**Source passage:**
------------------------------

At Trinity Episcopal School, students are given both the opportunity and the freedom to explore their passion for ceramics-and they're producing stunning results.

Above: Rhiannon Woody decorates an earthenware platter
with Speedball earthenware glazes.
The motto and guiding principle of Trinity Episcopal
School in Richmond, Va., is
Discover Your Path.
The school seeks out students in grades 8-12 who are creative and often a bit
non-conformist, and encourages them to pursue both their interests and their
passions. Under the guidance of Headmaster Dr. Thomas Aycock, Trinity Episcopal
actively fosters an environment of individualized learning. Always seeking to
expand both the choices available to students as well as the educational
boundaries of the school, Dr. Aycock decided eight years ago that the school
needed to expand its existing art program to include a 3-D component.
Lee Hazelgrove, a respected and well known local potter,
was hired to create a sculpture and ceramics program at the school. Dr. Aycock
provided the program with all the equipment Lee requested, including 15 Shimpo
pottery wheels, two L & L and one Cress electric kiln, a raku kiln, a
Bailey slab roller and extruder system, and a Radcliff pug mill. Dr. Aycock
gave Lee complete autonomy over the program, with the simple expectation of
great results and inspired students.

------------------------------

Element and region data
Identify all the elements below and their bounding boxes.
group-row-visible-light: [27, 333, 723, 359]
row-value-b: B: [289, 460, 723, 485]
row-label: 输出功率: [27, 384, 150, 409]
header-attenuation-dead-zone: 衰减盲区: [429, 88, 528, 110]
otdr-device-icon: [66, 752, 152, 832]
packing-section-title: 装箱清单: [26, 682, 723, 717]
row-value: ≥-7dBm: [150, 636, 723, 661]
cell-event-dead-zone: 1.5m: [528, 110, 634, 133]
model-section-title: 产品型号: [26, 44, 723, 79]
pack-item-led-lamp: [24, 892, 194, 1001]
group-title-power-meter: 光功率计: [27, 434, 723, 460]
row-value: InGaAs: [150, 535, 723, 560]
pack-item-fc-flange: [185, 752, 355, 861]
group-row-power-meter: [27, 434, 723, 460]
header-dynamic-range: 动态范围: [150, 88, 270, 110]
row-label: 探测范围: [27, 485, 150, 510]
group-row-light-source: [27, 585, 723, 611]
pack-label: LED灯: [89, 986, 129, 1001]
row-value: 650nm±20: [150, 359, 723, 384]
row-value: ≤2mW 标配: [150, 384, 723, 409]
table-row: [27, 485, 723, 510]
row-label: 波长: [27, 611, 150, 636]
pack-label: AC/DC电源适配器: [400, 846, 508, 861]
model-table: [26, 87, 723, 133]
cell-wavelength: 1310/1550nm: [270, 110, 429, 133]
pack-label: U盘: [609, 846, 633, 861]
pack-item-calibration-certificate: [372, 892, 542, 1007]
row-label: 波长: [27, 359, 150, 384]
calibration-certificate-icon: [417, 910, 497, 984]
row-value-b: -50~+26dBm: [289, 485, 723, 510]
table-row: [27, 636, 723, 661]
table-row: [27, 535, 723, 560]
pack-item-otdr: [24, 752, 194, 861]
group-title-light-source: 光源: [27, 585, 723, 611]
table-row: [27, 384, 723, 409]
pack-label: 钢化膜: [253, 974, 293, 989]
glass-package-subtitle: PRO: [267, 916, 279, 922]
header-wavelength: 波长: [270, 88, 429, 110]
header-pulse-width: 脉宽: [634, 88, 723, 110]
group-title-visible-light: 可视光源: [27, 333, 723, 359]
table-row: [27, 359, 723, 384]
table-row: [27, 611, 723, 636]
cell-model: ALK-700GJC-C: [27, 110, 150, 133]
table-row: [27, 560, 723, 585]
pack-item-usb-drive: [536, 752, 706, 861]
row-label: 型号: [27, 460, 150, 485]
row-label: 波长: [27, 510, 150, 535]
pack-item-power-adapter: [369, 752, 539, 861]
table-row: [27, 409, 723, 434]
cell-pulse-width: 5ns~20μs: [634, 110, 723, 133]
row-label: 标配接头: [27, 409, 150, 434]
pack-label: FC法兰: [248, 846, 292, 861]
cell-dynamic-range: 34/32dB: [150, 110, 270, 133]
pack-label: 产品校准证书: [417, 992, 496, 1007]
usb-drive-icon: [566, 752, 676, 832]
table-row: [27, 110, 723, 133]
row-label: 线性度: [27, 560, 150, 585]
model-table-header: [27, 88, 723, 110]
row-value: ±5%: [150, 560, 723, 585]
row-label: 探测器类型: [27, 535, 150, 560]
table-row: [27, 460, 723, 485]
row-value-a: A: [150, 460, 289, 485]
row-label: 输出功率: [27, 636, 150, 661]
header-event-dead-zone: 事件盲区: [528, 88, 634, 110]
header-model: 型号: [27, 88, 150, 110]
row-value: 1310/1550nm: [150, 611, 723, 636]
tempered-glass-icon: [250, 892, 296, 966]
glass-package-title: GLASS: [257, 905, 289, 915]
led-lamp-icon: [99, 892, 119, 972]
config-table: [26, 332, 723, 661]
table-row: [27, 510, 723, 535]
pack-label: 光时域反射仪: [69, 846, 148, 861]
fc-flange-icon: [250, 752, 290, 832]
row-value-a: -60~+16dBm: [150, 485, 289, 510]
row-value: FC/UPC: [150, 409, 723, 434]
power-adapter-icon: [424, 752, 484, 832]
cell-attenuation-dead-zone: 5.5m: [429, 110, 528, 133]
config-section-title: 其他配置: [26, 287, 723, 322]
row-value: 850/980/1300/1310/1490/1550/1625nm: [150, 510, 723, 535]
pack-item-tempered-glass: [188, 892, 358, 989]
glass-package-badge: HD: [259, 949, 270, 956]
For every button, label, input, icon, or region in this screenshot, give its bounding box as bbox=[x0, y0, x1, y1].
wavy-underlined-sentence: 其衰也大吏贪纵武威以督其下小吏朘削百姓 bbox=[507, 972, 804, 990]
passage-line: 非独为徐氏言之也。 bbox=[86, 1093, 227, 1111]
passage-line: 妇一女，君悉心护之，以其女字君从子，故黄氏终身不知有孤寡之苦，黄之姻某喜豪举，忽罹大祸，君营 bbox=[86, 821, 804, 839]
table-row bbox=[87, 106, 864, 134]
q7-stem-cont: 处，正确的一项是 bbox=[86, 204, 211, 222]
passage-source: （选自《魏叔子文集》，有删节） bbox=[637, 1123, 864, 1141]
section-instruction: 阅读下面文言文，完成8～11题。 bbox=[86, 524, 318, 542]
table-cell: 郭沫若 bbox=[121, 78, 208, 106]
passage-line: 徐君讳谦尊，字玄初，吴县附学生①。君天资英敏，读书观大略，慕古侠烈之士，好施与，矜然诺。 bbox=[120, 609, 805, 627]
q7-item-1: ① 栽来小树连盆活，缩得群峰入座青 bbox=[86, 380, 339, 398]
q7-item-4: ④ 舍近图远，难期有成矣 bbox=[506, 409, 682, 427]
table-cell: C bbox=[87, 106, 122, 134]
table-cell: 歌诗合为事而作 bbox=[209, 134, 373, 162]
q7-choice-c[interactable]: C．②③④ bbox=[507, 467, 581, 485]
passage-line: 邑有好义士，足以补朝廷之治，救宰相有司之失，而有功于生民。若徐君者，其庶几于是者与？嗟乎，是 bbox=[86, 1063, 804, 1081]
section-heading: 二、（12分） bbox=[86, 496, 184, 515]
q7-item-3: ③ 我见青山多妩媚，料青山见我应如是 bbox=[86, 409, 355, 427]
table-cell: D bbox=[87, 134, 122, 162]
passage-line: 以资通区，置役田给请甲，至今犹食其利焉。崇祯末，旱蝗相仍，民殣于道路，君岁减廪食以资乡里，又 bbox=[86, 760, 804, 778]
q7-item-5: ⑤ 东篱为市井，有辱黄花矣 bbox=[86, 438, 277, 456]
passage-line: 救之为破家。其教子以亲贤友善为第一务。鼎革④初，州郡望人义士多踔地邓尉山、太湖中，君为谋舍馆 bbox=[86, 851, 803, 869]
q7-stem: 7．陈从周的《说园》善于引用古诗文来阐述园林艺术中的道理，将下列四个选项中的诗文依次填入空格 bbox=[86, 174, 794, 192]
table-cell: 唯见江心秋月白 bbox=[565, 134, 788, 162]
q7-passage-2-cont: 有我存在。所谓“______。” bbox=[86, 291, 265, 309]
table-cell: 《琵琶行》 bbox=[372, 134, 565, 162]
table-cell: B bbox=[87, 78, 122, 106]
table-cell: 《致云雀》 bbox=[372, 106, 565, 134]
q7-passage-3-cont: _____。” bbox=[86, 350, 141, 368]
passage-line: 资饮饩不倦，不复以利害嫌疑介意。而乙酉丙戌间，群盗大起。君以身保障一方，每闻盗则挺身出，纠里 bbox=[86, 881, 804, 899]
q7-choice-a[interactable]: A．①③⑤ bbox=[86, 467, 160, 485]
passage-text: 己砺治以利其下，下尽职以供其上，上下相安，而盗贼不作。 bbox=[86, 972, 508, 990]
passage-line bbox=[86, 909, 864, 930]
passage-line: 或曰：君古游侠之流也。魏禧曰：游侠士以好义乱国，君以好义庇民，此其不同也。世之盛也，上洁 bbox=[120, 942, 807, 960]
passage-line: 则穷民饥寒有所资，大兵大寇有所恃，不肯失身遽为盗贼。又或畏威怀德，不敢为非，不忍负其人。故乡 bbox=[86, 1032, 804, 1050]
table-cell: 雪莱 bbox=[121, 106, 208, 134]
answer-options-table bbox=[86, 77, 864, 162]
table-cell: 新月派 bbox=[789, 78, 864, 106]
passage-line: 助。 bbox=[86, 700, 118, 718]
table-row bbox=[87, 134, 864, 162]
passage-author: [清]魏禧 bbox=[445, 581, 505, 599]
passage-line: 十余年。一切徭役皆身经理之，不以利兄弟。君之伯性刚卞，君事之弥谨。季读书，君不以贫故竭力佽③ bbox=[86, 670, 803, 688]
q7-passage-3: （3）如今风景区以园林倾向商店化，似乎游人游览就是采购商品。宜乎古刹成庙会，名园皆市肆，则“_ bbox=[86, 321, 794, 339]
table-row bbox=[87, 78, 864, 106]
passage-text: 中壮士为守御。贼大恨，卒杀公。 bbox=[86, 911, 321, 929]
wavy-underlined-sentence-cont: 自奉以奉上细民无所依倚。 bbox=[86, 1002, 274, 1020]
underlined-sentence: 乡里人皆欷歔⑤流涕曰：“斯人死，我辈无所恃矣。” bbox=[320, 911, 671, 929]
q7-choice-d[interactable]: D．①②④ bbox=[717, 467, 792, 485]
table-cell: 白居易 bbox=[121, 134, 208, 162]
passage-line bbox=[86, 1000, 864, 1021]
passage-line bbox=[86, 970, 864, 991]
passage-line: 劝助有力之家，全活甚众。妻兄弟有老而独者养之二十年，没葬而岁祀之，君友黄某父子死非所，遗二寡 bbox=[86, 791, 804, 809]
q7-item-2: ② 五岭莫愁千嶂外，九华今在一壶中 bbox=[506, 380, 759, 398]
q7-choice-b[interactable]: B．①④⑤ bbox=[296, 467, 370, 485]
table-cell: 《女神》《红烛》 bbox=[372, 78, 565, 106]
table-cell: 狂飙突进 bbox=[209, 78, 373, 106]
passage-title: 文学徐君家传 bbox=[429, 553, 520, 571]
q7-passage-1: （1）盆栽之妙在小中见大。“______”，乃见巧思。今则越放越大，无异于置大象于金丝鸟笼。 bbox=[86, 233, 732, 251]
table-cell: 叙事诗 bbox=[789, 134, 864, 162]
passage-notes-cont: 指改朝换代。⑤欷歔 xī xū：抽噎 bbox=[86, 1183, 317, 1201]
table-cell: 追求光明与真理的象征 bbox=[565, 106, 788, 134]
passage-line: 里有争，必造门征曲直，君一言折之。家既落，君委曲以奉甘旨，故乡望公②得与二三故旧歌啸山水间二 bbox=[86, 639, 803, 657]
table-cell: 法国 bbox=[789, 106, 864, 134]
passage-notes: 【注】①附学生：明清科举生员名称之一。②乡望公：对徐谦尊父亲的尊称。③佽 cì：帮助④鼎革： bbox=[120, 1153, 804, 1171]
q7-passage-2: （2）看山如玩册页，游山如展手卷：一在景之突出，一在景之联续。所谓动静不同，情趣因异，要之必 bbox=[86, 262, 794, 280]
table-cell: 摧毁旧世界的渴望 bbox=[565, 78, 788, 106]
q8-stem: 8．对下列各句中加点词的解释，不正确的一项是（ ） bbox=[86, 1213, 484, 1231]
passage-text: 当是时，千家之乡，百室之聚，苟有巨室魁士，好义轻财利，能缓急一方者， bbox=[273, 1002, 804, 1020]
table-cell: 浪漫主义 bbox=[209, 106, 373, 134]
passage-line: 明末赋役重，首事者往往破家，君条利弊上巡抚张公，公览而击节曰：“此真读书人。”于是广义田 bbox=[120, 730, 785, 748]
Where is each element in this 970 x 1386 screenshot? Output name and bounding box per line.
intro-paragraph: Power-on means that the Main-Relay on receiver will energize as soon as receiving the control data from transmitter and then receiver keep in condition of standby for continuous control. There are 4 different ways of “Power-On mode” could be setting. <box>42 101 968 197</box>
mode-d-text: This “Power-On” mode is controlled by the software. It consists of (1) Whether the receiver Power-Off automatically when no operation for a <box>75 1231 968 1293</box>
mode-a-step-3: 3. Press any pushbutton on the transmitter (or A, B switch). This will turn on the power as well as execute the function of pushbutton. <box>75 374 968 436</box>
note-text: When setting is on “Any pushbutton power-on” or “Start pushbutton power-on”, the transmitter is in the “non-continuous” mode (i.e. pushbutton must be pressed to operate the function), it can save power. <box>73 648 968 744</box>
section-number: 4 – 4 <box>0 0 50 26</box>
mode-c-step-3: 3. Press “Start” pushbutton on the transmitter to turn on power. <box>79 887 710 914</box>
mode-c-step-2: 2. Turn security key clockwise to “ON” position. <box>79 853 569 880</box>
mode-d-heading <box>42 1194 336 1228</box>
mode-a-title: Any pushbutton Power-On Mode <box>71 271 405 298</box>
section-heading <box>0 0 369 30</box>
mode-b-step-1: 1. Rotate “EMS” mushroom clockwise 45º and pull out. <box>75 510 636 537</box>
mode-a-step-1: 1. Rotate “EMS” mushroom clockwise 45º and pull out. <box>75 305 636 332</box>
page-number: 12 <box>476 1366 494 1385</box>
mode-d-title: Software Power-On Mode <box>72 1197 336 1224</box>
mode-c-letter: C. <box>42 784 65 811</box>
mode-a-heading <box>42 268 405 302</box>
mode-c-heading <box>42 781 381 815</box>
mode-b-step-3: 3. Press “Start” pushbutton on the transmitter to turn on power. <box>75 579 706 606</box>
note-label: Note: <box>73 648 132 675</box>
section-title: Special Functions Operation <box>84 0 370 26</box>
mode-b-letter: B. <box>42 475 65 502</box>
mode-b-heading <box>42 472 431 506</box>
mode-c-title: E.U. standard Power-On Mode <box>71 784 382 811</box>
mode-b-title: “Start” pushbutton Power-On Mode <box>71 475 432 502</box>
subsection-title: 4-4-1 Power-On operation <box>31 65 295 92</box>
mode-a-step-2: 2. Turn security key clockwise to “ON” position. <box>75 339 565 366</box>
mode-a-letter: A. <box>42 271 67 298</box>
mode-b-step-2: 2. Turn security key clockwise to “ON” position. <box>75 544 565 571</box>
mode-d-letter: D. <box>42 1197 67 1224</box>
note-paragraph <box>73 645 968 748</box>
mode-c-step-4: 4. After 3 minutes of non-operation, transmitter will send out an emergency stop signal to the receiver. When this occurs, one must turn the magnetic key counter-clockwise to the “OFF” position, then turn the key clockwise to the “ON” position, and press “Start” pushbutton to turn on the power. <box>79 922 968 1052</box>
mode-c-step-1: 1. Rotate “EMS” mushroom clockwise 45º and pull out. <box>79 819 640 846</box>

------------------------------

**Parts of the exercise:**
1. Can you condense the paragraph of the ceramics article that begins "Lee Hazelgrove, a respected" into a short bulleted list that keeps its main facts?
2. Could you pick up the ceramics article after its final sentence and write the next part?

**Response list:**
1.
- Lee Hazelgrove, a respected local potter, was hired to create a sculpture and ceramics program at the school.
- Dr. Aycock supplied all the equipment Lee requested: 15 Shimpo pottery wheels, two L & L electric kilns and one Cress electric kiln, a raku kiln, a Bailey slab roller and extruder system, and a Radcliff pug mill.
- Lee was given complete autonomy over the program, with the simple expectation of great results and inspired students.

2.
The program initially sought to provide students with a
beginner level experience with clay, including working on the wheel, hand
building, decorating and glazing. Within the first few years, it had grown to a
sequential curriculum incorporating intro level and advanced ceramics, advanced
sculpture, 3-D design principals, and a junior-senior year intensive study in
ceramics. Today, the ceramic and sculpture department has two faculty members,
serves up to 100 students a year and is recognized as a regional leader in
college preparatory arts programs.
Aycock and Hazelgrove have had great success giving the
art program and its students the same star status accorded to more
traditionally popular activities like football and basketball. "It's cool
to be an art student at Trinity," says Lee.
Headmaster Aycock works hard to make art an integral and
expected part of the curriculum, open to and popular with all students.
Trinity's Fine Arts Festival draws crowds as large as any Trinity sporting
event and is, appropriately enough, held in the school gymnasium. This focus on
the arts allows the sculpture and ceramics program at Trinity to attract
students who might normally avoid a 3-D art class. In fact, the school has
plans to expand the program with a new 5000-square-foot facility for the 3-D
arts.

Carolyn Royce trims a stoneware bowl.
Diverse Student Interests
Three seniors in the ceramic program typify its
diversity. Carolyn Royce works exclusively with mid-range stoneware clays using
Speedball's line of cone 6 stoneware glazes as decoration. The judges at
Trinity's Fine Arts Festival noted that Carolyn could probably make a career as
a professional potter based on the quality and appearance of her work. Rhiannon
Woody works exclusively with white earthenware clays, using assorted colors of
Speedball earthenware glazes over a white glaze base. Her large platters often
measure well over 2 ft across, and she believes the thicker consistency of the
Speedball glazes has demonstrably improved her results.
Brianna Winter also works with earthenware clays, but she
chooses to decorate with Speedball underglazes and Speedball's clear 05-06 glaze.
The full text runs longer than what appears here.